START Record set
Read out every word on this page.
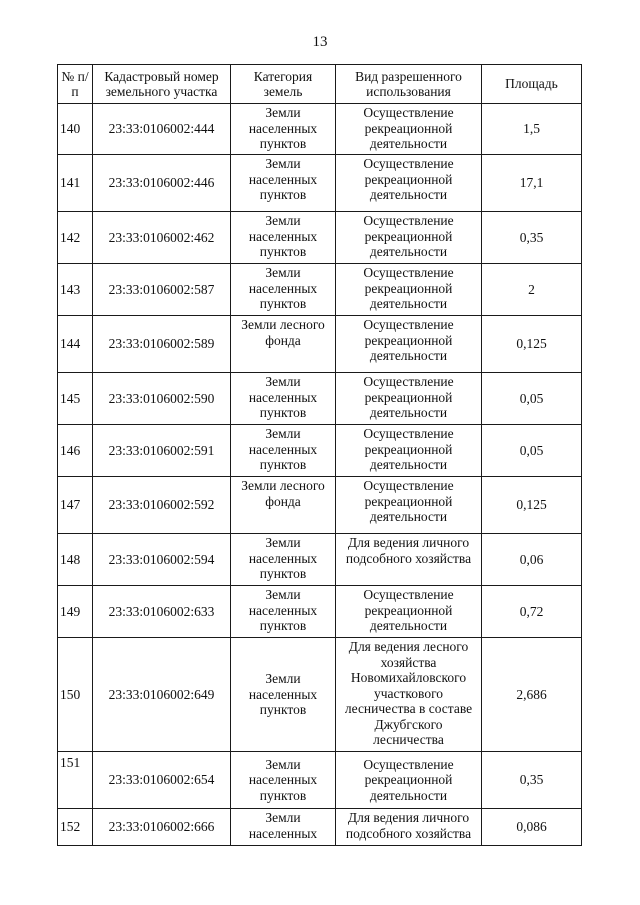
13
№ п/п	Кадастровый номер земельного участка	Категория земель	Вид разрешенного использования	Площадь
140	23:33:0106002:444	Земли населенных пунктов	Осуществление рекреационной деятельности	1,5
141	23:33:0106002:446	Земли населенных пунктов	Осуществление рекреационной деятельности	17,1
142	23:33:0106002:462	Земли населенных пунктов	Осуществление рекреационной деятельности	0,35
143	23:33:0106002:587	Земли населенных пунктов	Осуществление рекреационной деятельности	2
144	23:33:0106002:589	Земли лесного фонда	Осуществление рекреационной деятельности	0,125
145	23:33:0106002:590	Земли населенных пунктов	Осуществление рекреационной деятельности	0,05
146	23:33:0106002:591	Земли населенных пунктов	Осуществление рекреационной деятельности	0,05
147	23:33:0106002:592	Земли лесного фонда	Осуществление рекреационной деятельности	0,125
148	23:33:0106002:594	Земли населенных пунктов	Для ведения личного подсобного хозяйства	0,06
149	23:33:0106002:633	Земли населенных пунктов	Осуществление рекреационной деятельности	0,72
150	23:33:0106002:649	Земли населенных пунктов	Для ведения лесного хозяйства Новомихайловского участкового лесничества в составе Джубгского лесничества	2,686
151	23:33:0106002:654	Земли населенных пунктов	Осуществление рекреационной деятельности	0,35
152	23:33:0106002:666	Земли населенных	Для ведения личного подсобного хозяйства	0,086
END Record set
Locate the word "подсобного" in the data above. Copy every line carrying it.

148	23:33:0106002:594	Земли населенных пунктов	Для ведения личного подсобного хозяйства	0,06
152	23:33:0106002:666	Земли населенных	Для ведения личного подсобного хозяйства	0,086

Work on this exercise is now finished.